--- Begin ---

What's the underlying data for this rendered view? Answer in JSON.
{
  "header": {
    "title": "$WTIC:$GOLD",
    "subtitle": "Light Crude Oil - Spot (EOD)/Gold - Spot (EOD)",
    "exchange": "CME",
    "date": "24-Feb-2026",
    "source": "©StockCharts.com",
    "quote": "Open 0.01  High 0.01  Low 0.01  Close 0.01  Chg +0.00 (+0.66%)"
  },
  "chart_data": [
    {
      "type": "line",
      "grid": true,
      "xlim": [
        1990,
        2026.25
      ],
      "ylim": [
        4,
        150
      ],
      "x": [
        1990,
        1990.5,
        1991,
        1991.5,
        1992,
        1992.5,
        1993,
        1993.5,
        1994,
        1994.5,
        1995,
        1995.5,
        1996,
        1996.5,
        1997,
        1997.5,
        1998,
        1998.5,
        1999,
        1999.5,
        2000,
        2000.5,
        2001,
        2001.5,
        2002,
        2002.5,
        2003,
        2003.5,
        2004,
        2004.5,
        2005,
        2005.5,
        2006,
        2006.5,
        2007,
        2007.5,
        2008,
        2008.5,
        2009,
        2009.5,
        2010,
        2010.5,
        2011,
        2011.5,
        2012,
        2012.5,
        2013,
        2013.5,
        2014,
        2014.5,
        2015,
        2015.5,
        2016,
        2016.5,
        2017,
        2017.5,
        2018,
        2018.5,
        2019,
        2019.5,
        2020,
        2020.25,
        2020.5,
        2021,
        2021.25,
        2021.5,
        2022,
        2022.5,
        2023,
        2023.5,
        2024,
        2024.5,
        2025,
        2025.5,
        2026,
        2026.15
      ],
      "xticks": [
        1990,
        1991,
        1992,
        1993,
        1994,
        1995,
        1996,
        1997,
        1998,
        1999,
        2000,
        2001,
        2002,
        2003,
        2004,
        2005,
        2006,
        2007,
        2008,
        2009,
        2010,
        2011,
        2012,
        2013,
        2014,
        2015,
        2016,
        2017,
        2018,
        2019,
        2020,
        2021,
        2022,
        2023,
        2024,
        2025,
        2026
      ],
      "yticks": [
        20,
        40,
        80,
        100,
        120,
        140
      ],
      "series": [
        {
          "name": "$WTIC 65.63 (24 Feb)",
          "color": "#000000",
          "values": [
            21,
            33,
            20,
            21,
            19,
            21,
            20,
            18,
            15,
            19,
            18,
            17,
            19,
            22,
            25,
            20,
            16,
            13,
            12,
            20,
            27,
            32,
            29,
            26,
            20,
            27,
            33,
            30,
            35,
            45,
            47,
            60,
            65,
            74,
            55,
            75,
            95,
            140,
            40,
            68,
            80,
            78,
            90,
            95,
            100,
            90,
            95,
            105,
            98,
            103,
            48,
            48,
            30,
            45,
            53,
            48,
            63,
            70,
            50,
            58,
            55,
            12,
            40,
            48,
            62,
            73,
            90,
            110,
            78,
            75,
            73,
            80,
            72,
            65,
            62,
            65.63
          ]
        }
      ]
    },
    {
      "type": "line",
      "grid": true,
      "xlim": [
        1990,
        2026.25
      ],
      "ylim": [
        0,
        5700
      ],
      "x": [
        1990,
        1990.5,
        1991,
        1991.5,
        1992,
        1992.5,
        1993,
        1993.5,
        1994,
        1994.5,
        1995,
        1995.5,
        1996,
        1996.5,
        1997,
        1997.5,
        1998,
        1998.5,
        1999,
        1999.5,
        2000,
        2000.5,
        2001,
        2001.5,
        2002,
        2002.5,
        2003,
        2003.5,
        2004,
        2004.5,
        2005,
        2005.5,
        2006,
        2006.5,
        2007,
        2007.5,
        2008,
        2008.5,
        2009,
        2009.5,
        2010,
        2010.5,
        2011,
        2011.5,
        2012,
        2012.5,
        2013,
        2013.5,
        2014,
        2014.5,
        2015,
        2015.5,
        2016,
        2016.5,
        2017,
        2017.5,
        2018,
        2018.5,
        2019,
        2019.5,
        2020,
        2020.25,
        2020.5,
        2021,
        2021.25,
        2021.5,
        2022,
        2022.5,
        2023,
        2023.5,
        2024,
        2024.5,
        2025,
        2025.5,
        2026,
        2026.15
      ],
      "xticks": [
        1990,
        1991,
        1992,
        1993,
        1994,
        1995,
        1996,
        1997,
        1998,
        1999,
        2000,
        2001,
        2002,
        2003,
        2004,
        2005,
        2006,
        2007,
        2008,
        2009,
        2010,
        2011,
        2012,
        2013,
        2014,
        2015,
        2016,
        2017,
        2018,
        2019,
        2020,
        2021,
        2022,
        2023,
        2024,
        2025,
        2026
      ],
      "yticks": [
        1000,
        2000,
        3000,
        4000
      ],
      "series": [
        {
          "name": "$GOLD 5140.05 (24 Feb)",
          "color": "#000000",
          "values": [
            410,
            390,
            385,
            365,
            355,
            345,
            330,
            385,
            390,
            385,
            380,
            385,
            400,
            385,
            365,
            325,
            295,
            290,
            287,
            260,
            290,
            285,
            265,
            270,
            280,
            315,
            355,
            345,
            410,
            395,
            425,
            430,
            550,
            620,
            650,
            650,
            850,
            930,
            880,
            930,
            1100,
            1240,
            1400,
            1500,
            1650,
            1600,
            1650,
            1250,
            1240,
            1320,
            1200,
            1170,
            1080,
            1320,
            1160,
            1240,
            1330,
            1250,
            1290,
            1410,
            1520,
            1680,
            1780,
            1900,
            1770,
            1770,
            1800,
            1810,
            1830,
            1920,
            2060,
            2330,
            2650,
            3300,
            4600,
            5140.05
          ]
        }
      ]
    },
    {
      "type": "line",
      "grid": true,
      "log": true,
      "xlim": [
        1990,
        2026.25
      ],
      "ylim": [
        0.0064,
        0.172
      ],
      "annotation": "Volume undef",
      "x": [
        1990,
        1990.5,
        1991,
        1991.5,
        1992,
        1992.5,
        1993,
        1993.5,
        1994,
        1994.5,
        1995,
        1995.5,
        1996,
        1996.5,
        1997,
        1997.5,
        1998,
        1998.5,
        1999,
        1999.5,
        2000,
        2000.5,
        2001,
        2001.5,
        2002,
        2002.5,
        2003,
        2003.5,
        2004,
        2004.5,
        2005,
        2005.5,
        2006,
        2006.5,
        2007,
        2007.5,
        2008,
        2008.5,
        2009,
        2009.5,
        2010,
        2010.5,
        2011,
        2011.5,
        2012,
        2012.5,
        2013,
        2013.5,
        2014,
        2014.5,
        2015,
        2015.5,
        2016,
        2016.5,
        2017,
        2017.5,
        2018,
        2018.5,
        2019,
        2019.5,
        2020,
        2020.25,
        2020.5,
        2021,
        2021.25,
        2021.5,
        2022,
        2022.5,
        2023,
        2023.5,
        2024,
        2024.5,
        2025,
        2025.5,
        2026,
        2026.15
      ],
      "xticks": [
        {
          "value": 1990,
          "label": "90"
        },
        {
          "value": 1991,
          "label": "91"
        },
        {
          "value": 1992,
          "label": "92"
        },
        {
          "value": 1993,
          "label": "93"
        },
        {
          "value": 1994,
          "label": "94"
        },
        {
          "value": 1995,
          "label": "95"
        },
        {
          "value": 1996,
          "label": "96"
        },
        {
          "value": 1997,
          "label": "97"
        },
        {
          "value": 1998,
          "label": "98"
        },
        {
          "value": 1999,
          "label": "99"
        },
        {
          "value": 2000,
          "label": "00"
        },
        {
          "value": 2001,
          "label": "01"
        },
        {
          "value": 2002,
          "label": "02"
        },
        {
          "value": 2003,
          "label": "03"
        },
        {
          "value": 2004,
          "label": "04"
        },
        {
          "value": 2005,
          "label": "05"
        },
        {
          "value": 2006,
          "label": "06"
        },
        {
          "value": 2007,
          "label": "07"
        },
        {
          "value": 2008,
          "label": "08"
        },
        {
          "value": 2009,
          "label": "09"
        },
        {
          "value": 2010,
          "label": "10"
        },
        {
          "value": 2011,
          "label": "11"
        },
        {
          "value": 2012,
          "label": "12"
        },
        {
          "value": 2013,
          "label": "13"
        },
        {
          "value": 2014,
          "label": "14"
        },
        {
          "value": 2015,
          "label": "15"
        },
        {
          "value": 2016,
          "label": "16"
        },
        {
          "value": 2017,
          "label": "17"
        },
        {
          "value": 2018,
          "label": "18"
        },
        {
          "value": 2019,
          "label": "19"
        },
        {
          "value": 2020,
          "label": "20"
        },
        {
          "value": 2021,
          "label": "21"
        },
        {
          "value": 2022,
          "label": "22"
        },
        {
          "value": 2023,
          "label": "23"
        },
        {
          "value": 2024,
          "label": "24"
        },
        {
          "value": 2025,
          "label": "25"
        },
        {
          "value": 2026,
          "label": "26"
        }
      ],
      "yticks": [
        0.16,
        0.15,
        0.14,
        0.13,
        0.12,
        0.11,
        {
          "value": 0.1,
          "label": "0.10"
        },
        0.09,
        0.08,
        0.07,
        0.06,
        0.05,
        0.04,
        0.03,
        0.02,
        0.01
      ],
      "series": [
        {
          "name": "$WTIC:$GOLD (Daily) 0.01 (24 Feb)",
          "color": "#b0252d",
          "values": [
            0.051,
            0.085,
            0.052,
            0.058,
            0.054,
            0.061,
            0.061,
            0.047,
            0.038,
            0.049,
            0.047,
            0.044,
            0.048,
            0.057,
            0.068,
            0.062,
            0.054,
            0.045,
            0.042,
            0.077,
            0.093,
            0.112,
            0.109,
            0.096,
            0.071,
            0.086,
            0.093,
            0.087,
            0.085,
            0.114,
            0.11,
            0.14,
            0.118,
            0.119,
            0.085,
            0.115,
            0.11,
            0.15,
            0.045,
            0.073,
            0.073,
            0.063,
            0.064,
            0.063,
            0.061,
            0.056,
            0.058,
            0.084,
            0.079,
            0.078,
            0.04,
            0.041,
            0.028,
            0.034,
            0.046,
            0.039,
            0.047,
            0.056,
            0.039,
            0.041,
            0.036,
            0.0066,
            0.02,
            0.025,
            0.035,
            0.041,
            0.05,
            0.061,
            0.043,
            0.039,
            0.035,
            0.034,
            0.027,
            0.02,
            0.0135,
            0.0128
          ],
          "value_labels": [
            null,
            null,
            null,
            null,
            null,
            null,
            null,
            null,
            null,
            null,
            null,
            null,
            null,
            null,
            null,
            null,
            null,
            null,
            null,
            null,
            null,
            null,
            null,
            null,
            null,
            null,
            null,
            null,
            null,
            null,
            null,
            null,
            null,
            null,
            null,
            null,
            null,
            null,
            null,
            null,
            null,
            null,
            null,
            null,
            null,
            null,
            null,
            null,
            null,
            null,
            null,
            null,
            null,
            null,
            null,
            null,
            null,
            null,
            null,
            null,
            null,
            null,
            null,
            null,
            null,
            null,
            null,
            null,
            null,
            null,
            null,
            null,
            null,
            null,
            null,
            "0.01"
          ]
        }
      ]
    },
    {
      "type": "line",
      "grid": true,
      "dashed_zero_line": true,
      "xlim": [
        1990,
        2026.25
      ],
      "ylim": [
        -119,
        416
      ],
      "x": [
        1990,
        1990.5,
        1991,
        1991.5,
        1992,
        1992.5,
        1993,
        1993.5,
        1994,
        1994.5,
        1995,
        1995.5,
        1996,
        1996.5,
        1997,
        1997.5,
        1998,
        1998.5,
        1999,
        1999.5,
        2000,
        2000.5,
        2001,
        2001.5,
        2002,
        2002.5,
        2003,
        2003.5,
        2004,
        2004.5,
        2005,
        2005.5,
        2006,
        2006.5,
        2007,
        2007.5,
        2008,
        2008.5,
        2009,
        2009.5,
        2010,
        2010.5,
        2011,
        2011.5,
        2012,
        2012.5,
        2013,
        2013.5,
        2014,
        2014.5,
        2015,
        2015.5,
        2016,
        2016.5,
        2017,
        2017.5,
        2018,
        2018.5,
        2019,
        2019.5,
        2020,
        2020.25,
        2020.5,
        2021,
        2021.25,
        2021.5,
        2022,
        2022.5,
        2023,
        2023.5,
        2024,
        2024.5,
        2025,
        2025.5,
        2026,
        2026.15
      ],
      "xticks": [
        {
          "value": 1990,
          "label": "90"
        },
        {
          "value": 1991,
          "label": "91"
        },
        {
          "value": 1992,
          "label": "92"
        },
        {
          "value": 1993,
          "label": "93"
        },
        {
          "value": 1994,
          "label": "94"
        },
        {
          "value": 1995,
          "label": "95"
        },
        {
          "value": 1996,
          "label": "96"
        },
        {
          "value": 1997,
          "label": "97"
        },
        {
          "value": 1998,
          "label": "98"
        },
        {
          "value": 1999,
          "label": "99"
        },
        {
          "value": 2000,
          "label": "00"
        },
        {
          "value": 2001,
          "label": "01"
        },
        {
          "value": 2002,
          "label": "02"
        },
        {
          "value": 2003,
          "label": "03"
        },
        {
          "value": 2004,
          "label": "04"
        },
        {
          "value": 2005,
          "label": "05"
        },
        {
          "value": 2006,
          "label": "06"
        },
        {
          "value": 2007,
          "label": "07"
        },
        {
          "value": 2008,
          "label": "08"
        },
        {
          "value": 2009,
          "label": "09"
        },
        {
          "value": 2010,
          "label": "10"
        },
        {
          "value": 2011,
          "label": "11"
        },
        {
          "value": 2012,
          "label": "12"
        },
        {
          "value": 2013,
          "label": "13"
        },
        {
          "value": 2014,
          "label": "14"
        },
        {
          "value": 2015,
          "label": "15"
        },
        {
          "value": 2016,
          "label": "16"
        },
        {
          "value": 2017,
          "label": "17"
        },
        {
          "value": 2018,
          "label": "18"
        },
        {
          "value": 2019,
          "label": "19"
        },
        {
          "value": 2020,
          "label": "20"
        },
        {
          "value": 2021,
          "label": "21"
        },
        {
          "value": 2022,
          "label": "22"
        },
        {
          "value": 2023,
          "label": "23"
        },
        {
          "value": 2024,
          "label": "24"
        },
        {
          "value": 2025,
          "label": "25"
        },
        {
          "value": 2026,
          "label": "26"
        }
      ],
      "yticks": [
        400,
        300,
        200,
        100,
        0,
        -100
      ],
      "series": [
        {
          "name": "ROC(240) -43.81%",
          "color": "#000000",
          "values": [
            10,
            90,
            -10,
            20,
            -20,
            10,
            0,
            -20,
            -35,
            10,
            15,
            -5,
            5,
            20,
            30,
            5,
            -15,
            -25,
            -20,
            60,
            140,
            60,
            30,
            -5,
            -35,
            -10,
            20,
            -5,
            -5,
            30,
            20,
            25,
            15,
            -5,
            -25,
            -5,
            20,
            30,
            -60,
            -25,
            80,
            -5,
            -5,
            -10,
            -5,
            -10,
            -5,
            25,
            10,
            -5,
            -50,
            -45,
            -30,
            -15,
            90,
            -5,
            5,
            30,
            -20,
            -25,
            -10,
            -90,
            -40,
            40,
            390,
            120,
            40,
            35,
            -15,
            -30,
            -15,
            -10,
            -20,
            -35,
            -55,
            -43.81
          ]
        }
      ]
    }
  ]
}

--- End ---

Isolate the lines above that contain the word "name" and copy them.

          "name": "$WTIC 65.63 (24 Feb)",
          "name": "$GOLD 5140.05 (24 Feb)",
          "name": "$WTIC:$GOLD (Daily) 0.01 (24 Feb)",
          "name": "ROC(240) -43.81%",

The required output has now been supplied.